- [Exercise requirements]:
Can you arrange the rows from the first one through the row containing "- text block: research: ex" as a numbered list, leaving out blank lines?

- [Dataset records]:
/---

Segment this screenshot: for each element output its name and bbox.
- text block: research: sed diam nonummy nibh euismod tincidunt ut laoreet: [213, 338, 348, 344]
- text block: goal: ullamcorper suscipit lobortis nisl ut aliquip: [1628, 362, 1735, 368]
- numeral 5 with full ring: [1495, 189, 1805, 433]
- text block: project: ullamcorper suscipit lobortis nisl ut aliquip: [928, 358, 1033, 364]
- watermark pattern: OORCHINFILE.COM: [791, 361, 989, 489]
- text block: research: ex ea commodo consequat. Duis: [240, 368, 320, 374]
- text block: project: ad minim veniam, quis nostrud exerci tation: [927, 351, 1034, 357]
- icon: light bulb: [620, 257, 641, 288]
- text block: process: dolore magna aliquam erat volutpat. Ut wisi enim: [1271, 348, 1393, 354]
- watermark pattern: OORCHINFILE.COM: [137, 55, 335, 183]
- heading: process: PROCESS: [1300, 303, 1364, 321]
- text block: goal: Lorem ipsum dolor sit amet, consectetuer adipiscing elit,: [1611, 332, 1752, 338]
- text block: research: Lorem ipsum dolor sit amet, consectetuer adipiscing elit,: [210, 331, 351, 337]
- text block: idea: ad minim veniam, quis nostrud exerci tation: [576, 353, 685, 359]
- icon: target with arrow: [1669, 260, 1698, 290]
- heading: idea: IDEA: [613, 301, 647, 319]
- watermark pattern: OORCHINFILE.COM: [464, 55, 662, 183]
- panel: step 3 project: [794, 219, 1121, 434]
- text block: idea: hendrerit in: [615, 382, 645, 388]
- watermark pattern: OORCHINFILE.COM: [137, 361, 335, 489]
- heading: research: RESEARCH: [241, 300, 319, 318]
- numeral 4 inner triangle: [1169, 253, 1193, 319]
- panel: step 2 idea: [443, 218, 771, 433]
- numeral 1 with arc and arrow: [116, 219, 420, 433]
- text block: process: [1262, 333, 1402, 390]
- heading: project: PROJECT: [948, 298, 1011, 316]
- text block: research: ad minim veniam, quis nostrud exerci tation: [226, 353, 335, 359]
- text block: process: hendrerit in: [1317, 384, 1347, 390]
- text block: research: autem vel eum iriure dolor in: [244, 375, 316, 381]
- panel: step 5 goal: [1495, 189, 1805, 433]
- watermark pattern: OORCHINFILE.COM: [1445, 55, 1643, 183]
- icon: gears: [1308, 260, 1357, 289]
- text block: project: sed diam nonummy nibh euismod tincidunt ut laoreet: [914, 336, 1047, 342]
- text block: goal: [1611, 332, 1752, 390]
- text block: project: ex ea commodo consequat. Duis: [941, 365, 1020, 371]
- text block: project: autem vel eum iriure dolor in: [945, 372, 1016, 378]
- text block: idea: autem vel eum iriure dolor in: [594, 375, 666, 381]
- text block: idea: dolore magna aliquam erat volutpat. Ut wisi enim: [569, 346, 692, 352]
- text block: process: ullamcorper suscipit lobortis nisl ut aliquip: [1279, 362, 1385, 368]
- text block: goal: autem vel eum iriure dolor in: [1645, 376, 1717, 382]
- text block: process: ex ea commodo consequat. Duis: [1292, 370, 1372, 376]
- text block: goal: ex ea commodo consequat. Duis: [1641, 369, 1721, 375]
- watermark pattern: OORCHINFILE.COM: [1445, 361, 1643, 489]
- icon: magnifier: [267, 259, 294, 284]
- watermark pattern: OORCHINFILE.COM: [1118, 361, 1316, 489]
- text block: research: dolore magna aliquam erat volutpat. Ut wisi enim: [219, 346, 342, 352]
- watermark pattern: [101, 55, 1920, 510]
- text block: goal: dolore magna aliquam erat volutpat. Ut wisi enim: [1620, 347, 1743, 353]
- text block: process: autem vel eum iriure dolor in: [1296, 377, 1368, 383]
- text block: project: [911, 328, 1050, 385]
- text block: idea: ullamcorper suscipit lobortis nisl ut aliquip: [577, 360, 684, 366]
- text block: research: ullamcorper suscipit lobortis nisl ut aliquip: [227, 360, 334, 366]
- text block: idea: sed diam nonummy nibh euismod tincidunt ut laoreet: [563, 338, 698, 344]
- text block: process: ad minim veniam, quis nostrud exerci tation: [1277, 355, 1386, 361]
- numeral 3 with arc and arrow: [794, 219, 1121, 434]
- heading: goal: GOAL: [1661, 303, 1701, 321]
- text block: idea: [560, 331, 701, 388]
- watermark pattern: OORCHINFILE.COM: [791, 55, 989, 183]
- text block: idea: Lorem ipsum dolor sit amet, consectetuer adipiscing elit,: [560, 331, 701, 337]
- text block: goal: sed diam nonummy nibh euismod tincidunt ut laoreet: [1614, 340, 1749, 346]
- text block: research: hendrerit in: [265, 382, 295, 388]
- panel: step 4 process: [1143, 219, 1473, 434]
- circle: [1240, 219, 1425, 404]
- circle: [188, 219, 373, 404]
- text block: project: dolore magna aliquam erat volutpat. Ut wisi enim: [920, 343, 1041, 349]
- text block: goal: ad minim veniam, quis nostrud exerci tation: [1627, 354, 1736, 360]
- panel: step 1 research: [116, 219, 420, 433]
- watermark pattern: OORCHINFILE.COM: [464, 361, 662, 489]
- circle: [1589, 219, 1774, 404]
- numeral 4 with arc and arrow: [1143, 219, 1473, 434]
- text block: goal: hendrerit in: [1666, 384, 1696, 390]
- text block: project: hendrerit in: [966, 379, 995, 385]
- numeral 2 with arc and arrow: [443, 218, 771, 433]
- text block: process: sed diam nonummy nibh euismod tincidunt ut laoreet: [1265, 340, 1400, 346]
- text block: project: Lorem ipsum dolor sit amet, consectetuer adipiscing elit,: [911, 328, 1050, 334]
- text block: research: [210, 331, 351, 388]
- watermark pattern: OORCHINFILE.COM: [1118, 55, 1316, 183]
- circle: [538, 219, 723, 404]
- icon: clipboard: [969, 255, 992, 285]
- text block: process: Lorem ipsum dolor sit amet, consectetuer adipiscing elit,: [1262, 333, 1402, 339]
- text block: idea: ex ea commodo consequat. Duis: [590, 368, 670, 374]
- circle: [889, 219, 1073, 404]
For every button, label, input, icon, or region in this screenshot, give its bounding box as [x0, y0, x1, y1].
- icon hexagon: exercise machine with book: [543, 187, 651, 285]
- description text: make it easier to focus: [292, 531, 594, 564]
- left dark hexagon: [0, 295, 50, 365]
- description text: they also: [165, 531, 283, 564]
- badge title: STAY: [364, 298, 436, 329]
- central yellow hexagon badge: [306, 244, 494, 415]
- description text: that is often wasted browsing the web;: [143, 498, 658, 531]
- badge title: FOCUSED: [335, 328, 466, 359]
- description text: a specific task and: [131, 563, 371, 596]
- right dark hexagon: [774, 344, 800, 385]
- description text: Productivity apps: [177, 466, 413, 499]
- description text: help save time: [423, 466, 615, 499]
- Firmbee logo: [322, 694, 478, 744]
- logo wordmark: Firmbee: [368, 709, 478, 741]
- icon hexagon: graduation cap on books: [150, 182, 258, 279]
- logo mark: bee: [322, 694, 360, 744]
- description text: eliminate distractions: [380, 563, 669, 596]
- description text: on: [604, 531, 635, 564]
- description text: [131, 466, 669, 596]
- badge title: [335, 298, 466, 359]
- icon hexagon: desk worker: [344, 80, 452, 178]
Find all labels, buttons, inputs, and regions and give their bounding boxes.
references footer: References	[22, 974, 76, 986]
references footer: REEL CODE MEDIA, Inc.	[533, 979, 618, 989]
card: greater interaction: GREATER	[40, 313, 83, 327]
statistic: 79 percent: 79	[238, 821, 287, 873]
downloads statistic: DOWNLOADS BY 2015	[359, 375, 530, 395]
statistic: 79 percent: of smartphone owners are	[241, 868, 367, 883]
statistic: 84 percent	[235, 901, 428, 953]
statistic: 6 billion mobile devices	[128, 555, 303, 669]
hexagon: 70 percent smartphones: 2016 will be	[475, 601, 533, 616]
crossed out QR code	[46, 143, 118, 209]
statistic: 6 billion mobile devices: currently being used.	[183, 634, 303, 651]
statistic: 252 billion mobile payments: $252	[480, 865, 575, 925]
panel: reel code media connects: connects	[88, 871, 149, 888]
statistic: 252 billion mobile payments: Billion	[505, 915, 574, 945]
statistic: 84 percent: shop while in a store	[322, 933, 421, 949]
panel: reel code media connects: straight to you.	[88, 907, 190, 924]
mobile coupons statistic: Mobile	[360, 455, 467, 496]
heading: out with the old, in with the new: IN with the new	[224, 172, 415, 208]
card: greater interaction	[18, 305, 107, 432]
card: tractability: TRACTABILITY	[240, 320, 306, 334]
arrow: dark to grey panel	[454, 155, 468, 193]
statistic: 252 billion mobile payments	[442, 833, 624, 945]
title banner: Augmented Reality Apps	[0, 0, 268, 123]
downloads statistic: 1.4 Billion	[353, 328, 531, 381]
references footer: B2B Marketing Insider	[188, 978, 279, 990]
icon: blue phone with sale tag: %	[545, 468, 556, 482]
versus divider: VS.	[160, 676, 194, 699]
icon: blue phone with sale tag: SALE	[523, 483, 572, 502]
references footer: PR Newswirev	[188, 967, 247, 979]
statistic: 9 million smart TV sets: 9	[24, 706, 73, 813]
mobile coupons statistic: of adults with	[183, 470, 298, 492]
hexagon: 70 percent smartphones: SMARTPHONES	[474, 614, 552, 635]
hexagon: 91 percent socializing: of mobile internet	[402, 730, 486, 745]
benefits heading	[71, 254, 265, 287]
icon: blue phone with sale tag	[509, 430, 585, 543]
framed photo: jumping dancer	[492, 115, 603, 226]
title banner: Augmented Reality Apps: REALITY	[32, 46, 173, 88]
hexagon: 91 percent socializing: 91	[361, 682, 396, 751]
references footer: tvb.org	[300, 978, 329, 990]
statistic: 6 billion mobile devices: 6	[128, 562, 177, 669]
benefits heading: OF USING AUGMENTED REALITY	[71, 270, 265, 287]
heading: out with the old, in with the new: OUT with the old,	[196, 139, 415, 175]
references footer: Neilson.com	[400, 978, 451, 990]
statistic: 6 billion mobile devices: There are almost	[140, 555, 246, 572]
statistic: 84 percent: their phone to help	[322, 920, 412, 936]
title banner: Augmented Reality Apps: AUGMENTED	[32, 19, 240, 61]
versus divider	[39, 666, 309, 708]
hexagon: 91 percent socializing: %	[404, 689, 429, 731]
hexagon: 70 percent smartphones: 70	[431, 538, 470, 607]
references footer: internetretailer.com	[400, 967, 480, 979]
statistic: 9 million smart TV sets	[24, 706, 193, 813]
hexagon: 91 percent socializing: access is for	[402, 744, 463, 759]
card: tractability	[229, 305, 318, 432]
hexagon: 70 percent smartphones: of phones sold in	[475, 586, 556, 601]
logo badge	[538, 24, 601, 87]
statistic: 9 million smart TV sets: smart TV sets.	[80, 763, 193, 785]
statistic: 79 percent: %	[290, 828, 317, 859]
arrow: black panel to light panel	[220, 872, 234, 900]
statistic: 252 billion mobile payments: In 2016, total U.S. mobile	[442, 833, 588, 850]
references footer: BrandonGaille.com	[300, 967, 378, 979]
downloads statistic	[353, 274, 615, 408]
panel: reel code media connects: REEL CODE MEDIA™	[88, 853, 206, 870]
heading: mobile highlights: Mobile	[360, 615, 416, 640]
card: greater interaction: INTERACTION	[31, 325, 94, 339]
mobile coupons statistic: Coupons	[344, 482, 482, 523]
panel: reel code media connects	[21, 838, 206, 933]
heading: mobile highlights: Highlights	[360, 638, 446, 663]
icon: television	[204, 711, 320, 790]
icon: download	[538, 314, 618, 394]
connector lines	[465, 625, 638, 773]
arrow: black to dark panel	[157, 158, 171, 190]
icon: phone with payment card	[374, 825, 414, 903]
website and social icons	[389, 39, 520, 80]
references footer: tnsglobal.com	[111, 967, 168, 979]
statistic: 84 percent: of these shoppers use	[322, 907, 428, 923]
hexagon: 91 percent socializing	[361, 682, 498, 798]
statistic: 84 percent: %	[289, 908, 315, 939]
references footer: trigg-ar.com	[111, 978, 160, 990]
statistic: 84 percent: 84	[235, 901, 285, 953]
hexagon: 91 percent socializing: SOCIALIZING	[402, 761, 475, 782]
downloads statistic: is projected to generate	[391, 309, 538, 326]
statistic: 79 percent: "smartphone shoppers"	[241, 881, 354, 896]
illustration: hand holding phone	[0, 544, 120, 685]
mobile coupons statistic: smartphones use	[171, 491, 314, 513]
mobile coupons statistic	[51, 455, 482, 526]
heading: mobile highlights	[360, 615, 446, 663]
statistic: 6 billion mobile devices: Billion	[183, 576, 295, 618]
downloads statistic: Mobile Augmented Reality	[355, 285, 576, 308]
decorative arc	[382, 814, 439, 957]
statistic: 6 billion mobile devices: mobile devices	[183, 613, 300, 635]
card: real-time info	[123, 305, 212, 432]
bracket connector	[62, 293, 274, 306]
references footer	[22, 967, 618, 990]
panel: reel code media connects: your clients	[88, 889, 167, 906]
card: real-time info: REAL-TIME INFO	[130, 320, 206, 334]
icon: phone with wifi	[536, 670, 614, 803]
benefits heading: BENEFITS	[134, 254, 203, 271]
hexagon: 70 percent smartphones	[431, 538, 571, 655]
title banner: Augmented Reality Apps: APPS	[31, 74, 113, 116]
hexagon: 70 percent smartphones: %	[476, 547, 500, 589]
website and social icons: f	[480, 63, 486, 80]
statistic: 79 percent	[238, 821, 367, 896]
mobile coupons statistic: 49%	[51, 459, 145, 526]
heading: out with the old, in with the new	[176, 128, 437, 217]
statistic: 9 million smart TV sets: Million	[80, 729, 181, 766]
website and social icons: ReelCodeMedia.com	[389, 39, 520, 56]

\---

- [Problem solution]:
1. Segment this screenshot: for each element output its name and bbox.
2. - text block: research: sed diam nonummy nibh euismod tincidunt ut laoreet: [213, 338, 348, 344]
3. - text block: goal: ullamcorper suscipit lobortis nisl ut aliquip: [1628, 362, 1735, 368]
4. - numeral 5 with full ring: [1495, 189, 1805, 433]
5. - text block: project: ullamcorper suscipit lobortis nisl ut aliquip: [928, 358, 1033, 364]
6. - watermark pattern: OORCHINFILE.COM: [791, 361, 989, 489]
7. - text block: research: ex ea commodo consequat. Duis: [240, 368, 320, 374]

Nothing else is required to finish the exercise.